Extracted entries ::
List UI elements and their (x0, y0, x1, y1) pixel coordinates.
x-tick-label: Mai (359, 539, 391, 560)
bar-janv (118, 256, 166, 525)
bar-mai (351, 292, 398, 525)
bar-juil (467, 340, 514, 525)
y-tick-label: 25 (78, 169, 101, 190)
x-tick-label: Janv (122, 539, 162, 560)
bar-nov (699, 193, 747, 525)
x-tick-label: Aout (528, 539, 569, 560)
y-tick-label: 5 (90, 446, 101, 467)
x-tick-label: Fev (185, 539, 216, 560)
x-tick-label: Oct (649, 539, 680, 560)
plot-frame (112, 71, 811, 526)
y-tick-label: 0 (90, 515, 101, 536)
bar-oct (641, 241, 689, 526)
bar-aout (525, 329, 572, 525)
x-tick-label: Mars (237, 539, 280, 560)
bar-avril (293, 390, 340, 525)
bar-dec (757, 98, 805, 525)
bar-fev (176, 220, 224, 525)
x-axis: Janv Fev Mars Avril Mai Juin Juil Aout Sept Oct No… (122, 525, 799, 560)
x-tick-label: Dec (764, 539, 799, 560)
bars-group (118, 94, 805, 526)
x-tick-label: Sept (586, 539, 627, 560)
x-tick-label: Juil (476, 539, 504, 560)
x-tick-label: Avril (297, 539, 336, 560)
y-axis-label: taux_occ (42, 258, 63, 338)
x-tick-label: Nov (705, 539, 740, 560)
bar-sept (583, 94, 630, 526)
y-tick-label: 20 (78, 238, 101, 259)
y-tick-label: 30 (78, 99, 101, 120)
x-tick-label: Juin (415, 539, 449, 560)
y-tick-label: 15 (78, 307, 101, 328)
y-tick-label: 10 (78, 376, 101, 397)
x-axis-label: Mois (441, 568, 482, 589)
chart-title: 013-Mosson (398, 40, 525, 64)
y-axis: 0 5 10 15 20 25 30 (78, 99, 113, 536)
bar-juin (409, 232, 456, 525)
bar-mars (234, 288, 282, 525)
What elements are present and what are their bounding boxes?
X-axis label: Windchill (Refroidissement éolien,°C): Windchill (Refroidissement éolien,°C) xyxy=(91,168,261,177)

Directions for this task ::
Copy out the lines of the listing from the first line through the line containing "x-tick-label: Sept (586, 539, 627, 560)", both included, reproducing each one without change.

Completed task ::
List UI elements and their (x0, y0, x1, y1) pixel coordinates.
x-tick-label: Mai (359, 539, 391, 560)
bar-janv (118, 256, 166, 525)
bar-mai (351, 292, 398, 525)
bar-juil (467, 340, 514, 525)
y-tick-label: 25 (78, 169, 101, 190)
x-tick-label: Janv (122, 539, 162, 560)
bar-nov (699, 193, 747, 525)
x-tick-label: Aout (528, 539, 569, 560)
y-tick-label: 5 (90, 446, 101, 467)
x-tick-label: Fev (185, 539, 216, 560)
x-tick-label: Oct (649, 539, 680, 560)
plot-frame (112, 71, 811, 526)
y-tick-label: 0 (90, 515, 101, 536)
bar-oct (641, 241, 689, 526)
bar-aout (525, 329, 572, 525)
x-tick-label: Mars (237, 539, 280, 560)
bar-avril (293, 390, 340, 525)
bar-dec (757, 98, 805, 525)
bar-fev (176, 220, 224, 525)
x-axis: Janv Fev Mars Avril Mai Juin Juil Aout Sept Oct No… (122, 525, 799, 560)
x-tick-label: Dec (764, 539, 799, 560)
bars-group (118, 94, 805, 526)
x-tick-label: Sept (586, 539, 627, 560)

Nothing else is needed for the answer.